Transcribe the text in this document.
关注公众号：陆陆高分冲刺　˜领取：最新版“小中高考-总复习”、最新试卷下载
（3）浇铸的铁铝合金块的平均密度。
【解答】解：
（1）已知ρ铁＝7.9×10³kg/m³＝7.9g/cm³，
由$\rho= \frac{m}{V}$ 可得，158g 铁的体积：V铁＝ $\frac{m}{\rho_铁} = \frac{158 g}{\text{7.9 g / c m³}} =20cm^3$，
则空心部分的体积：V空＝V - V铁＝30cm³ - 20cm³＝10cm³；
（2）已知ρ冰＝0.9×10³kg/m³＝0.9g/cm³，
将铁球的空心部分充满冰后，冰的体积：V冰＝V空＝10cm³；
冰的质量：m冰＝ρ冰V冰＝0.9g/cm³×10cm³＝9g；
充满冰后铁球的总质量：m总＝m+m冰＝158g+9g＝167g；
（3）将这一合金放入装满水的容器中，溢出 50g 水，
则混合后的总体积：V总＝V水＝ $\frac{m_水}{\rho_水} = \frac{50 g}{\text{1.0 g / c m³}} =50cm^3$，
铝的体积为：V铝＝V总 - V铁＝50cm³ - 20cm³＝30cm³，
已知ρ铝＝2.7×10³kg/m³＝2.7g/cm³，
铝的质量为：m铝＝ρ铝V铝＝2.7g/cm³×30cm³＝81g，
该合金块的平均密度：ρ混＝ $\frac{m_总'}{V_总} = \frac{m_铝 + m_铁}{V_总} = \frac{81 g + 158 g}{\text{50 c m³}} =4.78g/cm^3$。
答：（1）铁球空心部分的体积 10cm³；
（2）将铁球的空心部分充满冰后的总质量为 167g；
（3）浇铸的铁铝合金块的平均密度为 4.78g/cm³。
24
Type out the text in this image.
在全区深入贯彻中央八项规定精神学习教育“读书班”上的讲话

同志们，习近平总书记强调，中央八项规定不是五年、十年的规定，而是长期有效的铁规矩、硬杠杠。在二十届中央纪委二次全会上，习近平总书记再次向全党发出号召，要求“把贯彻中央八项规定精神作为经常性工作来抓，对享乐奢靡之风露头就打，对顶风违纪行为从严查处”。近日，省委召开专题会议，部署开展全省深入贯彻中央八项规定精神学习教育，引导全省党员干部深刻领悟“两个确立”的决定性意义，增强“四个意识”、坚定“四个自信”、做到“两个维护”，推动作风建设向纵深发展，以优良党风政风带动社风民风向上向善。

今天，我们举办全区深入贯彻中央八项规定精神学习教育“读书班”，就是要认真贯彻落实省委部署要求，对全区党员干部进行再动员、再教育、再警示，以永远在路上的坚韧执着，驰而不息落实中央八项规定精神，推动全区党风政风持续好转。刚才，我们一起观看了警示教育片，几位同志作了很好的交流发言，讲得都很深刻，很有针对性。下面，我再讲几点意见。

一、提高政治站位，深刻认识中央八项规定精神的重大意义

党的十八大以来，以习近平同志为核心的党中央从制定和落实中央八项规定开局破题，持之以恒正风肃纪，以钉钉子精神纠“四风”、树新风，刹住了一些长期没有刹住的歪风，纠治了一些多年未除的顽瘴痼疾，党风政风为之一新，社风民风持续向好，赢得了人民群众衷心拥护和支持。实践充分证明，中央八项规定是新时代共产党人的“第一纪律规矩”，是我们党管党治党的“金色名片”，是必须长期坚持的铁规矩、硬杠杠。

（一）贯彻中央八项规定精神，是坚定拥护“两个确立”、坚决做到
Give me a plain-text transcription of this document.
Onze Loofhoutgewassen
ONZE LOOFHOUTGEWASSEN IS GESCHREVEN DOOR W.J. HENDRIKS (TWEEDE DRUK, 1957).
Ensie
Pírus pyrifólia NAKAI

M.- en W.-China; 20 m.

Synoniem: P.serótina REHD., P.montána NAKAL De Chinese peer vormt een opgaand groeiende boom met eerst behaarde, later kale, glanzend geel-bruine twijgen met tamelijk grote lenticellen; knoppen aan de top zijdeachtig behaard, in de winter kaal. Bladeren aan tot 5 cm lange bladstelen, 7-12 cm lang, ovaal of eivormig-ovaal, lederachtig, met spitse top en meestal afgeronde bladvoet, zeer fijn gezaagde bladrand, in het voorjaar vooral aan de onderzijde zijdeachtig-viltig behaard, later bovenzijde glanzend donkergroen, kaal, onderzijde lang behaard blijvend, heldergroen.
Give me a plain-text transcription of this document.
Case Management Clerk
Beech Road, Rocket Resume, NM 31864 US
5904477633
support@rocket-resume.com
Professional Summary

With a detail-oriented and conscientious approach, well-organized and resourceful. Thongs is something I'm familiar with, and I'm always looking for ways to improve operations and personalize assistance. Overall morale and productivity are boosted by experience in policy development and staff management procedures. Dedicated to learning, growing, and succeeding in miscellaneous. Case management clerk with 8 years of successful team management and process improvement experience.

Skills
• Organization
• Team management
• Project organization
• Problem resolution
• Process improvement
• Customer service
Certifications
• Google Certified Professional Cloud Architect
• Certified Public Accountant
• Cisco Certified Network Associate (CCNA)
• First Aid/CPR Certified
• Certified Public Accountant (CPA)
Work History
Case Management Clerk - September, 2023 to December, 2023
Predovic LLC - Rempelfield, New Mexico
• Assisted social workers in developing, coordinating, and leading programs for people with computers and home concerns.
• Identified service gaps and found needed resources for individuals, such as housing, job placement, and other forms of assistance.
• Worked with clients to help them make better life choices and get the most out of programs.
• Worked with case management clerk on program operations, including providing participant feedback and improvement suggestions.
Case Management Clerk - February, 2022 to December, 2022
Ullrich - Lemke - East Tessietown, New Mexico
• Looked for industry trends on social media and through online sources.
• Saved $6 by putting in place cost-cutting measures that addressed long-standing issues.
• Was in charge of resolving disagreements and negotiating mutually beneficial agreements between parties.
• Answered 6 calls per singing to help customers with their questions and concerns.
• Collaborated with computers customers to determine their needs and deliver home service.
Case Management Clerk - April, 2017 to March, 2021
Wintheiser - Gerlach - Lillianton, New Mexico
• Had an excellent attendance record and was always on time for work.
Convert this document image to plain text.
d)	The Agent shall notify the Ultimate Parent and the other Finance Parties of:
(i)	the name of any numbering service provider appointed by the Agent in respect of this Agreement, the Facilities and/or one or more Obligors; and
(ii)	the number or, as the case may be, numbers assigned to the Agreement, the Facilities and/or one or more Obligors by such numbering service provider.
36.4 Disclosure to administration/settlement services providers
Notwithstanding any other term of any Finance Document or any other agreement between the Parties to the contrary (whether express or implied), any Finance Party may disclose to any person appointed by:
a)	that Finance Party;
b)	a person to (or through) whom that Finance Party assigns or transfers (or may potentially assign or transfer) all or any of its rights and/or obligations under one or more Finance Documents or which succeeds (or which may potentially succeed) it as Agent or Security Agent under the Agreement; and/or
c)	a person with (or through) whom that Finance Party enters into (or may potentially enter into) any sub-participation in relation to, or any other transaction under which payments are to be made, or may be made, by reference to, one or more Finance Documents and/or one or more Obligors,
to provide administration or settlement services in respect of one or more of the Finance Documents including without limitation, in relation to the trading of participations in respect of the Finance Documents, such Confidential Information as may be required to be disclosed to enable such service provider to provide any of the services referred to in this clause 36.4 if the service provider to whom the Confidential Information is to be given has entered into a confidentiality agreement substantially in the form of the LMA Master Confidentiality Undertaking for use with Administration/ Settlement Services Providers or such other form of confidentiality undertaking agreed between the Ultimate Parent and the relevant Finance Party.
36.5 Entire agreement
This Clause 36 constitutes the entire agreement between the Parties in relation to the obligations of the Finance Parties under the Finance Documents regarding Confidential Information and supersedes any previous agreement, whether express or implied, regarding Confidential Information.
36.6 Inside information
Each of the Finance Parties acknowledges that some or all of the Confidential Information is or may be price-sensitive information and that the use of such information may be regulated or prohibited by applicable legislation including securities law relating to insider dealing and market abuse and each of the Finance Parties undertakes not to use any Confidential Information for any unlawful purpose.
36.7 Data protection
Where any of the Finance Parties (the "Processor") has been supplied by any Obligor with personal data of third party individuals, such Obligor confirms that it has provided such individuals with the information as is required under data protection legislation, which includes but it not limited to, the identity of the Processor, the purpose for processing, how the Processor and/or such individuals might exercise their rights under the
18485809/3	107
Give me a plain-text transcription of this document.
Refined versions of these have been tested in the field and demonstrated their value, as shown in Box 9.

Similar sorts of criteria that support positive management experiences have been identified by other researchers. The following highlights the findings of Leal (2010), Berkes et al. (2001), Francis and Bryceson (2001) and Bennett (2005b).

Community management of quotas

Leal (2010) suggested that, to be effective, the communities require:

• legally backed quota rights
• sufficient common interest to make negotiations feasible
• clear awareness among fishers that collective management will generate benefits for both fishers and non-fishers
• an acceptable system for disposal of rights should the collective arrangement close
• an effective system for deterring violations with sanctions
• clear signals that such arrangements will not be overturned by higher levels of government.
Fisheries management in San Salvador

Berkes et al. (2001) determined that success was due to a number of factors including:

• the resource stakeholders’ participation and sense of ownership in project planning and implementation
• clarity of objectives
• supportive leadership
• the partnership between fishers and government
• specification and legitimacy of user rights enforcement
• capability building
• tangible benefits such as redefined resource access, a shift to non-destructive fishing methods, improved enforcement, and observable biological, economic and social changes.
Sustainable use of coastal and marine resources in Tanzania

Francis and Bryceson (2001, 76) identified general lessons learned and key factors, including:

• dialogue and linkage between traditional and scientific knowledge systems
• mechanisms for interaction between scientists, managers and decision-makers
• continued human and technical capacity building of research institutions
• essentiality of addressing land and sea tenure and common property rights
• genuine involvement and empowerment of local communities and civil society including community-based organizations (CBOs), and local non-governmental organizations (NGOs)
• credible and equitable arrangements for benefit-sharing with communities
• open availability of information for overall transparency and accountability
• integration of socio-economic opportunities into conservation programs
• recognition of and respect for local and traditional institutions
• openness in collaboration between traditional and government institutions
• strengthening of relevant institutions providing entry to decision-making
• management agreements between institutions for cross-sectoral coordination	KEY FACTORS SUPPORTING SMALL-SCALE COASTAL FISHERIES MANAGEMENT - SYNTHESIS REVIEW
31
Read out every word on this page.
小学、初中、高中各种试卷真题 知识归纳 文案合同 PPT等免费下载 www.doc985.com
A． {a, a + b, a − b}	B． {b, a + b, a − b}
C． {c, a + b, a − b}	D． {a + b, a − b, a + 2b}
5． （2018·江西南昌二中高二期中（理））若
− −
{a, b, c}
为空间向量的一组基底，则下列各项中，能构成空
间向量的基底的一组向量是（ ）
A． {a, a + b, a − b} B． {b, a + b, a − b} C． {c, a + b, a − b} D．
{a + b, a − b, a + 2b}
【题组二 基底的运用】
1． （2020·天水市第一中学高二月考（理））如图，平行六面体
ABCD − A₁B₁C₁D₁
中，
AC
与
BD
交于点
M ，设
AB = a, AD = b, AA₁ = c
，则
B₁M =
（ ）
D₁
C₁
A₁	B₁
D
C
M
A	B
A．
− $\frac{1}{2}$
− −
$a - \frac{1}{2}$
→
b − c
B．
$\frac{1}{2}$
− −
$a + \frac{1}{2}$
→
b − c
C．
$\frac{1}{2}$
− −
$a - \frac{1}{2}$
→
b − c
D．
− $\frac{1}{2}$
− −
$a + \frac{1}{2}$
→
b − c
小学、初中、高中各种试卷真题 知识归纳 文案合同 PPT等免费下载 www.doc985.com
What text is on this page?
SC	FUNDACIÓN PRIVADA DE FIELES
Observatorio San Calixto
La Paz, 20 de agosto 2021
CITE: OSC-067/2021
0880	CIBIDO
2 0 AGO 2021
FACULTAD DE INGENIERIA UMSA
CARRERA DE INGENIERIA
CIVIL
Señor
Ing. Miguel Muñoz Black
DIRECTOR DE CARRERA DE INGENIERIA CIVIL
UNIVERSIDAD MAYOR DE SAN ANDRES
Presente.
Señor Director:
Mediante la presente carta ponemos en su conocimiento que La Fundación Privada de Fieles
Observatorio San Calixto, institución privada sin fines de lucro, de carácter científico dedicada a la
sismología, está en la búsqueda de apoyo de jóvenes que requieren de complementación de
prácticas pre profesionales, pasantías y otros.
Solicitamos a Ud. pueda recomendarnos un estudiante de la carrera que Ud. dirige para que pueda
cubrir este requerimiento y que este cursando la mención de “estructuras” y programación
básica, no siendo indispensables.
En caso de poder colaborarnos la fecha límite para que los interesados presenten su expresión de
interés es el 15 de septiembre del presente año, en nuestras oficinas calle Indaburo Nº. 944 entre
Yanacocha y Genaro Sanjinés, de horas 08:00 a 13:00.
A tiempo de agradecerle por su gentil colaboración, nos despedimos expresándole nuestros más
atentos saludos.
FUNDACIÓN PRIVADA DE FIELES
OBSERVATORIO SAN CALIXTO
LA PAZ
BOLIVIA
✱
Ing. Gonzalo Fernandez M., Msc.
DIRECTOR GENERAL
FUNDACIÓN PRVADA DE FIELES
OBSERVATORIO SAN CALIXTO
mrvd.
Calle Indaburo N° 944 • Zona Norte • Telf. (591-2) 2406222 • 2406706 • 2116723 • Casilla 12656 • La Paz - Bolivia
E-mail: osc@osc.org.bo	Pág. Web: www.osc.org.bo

> [Written problem] Repeat exactly the lines from the line containing "Read out every word on this page." through the end of the listing above; both boundary lines are part of the output.

> [Solution to this problem]
Read out every word on this page.
小学、初中、高中各种试卷真题 知识归纳 文案合同 PPT等免费下载 www.doc985.com
A． {a, a + b, a − b}	B． {b, a + b, a − b}
C． {c, a + b, a − b}	D． {a + b, a − b, a + 2b}
5． （2018·江西南昌二中高二期中（理））若
− −
{a, b, c}
为空间向量的一组基底，则下列各项中，能构成空
间向量的基底的一组向量是（ ）
A． {a, a + b, a − b} B． {b, a + b, a − b} C． {c, a + b, a − b} D．
{a + b, a − b, a + 2b}
【题组二 基底的运用】
1． （2020·天水市第一中学高二月考（理））如图，平行六面体
ABCD − A₁B₁C₁D₁
中，
AC
与
BD
交于点
M ，设
AB = a, AD = b, AA₁ = c
，则
B₁M =
（ ）
D₁
C₁
A₁	B₁
D
C
M
A	B
A．
− $\frac{1}{2}$
− −
$a - \frac{1}{2}$
→
b − c
B．
$\frac{1}{2}$
− −
$a + \frac{1}{2}$
→
b − c
C．
$\frac{1}{2}$
− −
$a - \frac{1}{2}$
→
b − c
D．
− $\frac{1}{2}$
− −
$a + \frac{1}{2}$
→
b − c
小学、初中、高中各种试卷真题 知识归纳 文案合同 PPT等免费下载 www.doc985.com
What text is on this page?
SC	FUNDACIÓN PRIVADA DE FIELES
Observatorio San Calixto
La Paz, 20 de agosto 2021
CITE: OSC-067/2021
0880	CIBIDO
2 0 AGO 2021
FACULTAD DE INGENIERIA UMSA
CARRERA DE INGENIERIA
CIVIL
Señor
Ing. Miguel Muñoz Black
DIRECTOR DE CARRERA DE INGENIERIA CIVIL
UNIVERSIDAD MAYOR DE SAN ANDRES
Presente.
Señor Director:
Mediante la presente carta ponemos en su conocimiento que La Fundación Privada de Fieles
Observatorio San Calixto, institución privada sin fines de lucro, de carácter científico dedicada a la
sismología, está en la búsqueda de apoyo de jóvenes que requieren de complementación de
prácticas pre profesionales, pasantías y otros.
Solicitamos a Ud. pueda recomendarnos un estudiante de la carrera que Ud. dirige para que pueda
cubrir este requerimiento y que este cursando la mención de “estructuras” y programación
básica, no siendo indispensables.
En caso de poder colaborarnos la fecha límite para que los interesados presenten su expresión de
interés es el 15 de septiembre del presente año, en nuestras oficinas calle Indaburo Nº. 944 entre
Yanacocha y Genaro Sanjinés, de horas 08:00 a 13:00.
A tiempo de agradecerle por su gentil colaboración, nos despedimos expresándole nuestros más
atentos saludos.
FUNDACIÓN PRIVADA DE FIELES
OBSERVATORIO SAN CALIXTO
LA PAZ
BOLIVIA
✱
Ing. Gonzalo Fernandez M., Msc.
DIRECTOR GENERAL
FUNDACIÓN PRVADA DE FIELES
OBSERVATORIO SAN CALIXTO
mrvd.
Calle Indaburo N° 944 • Zona Norte • Telf. (591-2) 2406222 • 2406706 • 2116723 • Casilla 12656 • La Paz - Bolivia
E-mail: osc@osc.org.bo	Pág. Web: www.osc.org.bo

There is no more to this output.